_Task directions_
Give only the number of lines in these records that contain the word "Commerçants".

Collected data entries:
— Start —

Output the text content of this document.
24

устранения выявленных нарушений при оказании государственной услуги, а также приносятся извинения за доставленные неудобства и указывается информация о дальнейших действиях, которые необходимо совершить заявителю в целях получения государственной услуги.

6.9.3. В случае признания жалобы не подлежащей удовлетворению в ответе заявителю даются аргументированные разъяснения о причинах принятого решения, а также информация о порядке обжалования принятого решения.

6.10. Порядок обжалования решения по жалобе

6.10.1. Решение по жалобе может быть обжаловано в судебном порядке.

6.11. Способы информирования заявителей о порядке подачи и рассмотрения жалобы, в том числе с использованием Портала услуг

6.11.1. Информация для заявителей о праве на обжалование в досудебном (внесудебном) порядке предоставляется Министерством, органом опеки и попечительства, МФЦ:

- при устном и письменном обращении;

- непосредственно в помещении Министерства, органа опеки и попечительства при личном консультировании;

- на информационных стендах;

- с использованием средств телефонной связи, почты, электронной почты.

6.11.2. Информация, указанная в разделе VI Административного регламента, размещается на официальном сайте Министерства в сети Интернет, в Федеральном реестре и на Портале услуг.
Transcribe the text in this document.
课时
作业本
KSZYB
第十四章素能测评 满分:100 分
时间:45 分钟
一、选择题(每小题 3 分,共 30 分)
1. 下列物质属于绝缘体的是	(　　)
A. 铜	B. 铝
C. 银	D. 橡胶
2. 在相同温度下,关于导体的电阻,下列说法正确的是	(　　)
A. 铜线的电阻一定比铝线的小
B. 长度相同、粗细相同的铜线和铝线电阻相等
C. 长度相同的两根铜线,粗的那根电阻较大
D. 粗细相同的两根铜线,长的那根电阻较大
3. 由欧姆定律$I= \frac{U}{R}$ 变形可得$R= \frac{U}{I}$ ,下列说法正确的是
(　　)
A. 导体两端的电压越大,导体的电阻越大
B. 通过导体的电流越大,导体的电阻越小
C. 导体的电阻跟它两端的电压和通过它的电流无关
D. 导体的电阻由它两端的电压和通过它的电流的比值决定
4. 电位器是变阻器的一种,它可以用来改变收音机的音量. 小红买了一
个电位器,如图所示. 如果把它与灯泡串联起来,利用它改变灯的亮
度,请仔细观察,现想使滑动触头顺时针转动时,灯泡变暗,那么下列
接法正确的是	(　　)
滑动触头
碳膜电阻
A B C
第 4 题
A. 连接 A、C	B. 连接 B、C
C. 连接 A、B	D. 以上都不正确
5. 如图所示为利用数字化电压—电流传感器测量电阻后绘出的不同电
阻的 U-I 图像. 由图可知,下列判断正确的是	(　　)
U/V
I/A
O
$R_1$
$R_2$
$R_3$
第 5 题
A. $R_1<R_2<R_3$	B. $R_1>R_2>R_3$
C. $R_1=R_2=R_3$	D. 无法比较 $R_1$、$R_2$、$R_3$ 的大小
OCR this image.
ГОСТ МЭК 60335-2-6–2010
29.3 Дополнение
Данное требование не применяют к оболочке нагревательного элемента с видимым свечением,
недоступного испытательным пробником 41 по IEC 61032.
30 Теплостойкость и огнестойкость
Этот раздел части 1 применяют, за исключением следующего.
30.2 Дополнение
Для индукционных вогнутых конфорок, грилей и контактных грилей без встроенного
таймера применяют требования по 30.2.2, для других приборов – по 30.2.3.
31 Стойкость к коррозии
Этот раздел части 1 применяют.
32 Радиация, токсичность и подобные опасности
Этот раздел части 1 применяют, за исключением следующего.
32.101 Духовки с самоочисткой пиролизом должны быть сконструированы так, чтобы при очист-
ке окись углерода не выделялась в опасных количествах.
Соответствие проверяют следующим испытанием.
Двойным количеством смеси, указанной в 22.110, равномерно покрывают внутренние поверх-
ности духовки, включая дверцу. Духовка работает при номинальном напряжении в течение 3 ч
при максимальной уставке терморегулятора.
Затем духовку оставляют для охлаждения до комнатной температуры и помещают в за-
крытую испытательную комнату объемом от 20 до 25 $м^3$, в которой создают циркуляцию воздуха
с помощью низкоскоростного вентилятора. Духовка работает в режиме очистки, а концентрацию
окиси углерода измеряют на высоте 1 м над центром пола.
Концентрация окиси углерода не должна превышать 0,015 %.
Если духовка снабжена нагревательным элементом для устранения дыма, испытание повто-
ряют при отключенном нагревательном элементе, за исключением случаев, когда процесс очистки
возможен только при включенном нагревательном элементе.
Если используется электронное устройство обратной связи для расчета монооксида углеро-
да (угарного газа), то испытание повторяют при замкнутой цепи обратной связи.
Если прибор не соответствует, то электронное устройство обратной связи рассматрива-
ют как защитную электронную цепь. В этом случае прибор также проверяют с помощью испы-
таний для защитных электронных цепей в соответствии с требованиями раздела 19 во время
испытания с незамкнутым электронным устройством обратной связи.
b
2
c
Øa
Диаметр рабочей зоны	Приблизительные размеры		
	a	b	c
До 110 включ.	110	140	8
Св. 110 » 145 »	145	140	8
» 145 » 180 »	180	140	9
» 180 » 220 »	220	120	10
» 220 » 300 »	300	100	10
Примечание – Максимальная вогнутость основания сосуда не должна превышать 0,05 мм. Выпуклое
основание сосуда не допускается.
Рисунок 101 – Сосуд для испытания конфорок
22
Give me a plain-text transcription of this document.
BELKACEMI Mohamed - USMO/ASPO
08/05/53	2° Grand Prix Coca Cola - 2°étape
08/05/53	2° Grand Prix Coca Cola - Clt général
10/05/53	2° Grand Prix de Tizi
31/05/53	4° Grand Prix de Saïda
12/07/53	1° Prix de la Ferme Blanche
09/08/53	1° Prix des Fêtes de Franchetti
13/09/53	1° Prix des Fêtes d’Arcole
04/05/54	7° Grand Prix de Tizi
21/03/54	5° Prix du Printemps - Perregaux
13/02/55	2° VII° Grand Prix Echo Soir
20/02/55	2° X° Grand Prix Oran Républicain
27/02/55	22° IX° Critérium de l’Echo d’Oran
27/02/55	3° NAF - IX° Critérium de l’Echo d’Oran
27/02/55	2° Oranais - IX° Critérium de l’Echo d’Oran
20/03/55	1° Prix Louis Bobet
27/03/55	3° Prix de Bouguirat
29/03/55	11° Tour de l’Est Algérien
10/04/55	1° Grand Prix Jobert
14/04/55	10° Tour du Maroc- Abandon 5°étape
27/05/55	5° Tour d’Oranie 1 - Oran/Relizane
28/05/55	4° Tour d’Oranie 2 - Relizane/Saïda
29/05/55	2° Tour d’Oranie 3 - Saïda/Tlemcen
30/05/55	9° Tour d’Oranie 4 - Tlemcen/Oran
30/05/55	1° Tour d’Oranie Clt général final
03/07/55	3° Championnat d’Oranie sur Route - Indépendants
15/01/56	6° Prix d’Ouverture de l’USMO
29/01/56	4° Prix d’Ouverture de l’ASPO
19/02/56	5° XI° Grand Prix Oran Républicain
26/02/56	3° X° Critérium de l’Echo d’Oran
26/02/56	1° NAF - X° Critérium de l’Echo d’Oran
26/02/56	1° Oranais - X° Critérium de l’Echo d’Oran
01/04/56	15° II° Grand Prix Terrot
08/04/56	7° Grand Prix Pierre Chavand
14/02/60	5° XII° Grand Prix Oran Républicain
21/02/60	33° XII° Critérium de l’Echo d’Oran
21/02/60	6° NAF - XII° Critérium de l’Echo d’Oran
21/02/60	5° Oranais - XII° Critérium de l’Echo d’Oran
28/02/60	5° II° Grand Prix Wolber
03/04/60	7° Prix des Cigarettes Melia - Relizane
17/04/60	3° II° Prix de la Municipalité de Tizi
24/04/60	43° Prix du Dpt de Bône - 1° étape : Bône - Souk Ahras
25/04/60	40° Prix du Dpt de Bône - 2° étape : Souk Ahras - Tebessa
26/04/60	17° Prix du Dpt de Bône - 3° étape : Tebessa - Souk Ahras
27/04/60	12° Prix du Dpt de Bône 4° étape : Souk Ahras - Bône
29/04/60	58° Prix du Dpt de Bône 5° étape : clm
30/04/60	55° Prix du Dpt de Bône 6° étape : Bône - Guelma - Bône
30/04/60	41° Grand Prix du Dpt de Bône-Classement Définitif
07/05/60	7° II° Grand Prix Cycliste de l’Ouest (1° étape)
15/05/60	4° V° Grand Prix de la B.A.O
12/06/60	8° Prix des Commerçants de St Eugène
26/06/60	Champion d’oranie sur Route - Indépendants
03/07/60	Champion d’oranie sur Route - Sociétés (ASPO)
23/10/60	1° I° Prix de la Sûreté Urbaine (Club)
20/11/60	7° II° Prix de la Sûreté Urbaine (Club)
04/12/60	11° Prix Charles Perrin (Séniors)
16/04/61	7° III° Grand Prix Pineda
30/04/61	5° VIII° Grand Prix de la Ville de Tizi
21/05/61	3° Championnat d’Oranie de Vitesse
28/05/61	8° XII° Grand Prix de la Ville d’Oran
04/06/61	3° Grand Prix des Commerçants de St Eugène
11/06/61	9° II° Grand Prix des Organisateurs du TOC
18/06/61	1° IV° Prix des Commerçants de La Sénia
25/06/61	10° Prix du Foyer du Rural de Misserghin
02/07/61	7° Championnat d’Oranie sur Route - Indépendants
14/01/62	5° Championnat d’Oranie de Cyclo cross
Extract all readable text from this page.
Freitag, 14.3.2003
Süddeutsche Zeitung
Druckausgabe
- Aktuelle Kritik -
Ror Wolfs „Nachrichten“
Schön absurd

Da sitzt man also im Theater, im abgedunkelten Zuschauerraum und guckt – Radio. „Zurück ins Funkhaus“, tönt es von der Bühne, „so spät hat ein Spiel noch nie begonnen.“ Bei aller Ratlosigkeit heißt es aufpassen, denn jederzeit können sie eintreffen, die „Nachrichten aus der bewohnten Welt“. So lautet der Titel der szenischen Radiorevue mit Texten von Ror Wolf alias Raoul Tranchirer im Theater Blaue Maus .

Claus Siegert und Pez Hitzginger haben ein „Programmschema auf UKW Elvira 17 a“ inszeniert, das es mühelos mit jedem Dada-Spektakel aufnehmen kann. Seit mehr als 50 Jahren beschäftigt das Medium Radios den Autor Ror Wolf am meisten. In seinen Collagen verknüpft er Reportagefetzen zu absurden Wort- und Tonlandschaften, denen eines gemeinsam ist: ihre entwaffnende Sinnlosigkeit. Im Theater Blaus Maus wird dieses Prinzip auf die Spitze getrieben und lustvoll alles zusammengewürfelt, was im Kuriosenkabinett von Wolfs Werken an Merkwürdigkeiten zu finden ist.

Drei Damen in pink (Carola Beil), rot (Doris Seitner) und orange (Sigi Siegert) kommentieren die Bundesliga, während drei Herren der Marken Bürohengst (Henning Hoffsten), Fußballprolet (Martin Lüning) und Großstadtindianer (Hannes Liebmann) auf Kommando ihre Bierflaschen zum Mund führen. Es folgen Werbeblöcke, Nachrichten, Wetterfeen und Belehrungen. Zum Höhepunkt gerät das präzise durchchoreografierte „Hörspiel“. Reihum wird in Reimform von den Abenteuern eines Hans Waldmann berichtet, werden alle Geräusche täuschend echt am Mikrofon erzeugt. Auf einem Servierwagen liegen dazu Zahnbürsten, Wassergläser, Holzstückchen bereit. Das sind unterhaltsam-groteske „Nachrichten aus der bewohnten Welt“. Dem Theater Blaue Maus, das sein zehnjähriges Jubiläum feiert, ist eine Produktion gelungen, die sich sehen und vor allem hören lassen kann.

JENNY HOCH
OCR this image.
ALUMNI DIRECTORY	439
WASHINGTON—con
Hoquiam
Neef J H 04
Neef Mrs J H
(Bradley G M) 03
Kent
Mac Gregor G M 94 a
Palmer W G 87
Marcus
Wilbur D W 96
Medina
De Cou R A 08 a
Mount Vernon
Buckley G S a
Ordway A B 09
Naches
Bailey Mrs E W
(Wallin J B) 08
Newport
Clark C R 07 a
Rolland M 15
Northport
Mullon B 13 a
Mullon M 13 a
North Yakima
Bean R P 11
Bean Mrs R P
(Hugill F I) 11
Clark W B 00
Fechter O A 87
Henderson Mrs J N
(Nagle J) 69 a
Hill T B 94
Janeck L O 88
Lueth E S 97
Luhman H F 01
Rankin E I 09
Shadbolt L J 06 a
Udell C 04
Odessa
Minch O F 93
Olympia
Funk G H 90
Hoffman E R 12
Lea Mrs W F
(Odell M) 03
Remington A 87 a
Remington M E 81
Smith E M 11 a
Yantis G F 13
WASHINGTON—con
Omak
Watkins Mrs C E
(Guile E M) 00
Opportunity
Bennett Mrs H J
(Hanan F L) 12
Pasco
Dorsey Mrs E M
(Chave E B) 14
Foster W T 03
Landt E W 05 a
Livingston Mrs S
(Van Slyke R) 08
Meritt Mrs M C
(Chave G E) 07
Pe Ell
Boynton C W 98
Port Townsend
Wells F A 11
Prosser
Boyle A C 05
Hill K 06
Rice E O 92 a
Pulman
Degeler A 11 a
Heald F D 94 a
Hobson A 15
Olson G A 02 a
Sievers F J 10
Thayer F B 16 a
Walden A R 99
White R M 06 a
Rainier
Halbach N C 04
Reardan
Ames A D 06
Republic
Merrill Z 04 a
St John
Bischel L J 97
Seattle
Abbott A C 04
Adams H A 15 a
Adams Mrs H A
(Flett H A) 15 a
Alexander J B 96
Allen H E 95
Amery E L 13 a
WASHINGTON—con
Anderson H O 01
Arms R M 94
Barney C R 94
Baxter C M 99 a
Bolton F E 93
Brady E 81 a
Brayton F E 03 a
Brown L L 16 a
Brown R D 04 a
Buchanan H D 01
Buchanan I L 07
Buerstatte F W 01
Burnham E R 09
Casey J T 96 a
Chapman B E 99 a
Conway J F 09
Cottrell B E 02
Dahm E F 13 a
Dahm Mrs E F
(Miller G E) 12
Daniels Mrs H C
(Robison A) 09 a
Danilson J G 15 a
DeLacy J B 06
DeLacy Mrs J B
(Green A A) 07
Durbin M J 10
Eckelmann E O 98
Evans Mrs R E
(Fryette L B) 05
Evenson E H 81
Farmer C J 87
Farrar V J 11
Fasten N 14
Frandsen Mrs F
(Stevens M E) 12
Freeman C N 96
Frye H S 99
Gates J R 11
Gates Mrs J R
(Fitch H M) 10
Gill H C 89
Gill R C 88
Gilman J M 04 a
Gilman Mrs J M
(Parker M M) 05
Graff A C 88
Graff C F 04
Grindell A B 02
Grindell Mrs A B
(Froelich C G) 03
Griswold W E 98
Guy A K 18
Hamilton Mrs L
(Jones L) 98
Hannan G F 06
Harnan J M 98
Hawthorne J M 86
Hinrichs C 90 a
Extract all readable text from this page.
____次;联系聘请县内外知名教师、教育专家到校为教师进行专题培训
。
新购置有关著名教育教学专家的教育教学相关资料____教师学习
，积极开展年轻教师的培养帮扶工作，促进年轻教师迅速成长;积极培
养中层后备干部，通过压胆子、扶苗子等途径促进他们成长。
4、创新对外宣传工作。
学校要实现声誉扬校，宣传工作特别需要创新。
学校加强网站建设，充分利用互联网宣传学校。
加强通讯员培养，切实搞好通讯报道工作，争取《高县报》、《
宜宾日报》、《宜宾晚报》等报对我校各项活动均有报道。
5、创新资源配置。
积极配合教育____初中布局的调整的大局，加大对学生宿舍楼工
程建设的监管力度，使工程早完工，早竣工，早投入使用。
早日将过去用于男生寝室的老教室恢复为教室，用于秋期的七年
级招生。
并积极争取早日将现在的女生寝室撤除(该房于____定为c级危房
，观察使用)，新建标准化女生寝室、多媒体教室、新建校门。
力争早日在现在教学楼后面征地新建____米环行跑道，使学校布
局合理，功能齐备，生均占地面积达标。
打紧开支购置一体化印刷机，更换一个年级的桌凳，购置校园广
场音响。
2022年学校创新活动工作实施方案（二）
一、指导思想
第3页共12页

— End —

_Response below_
3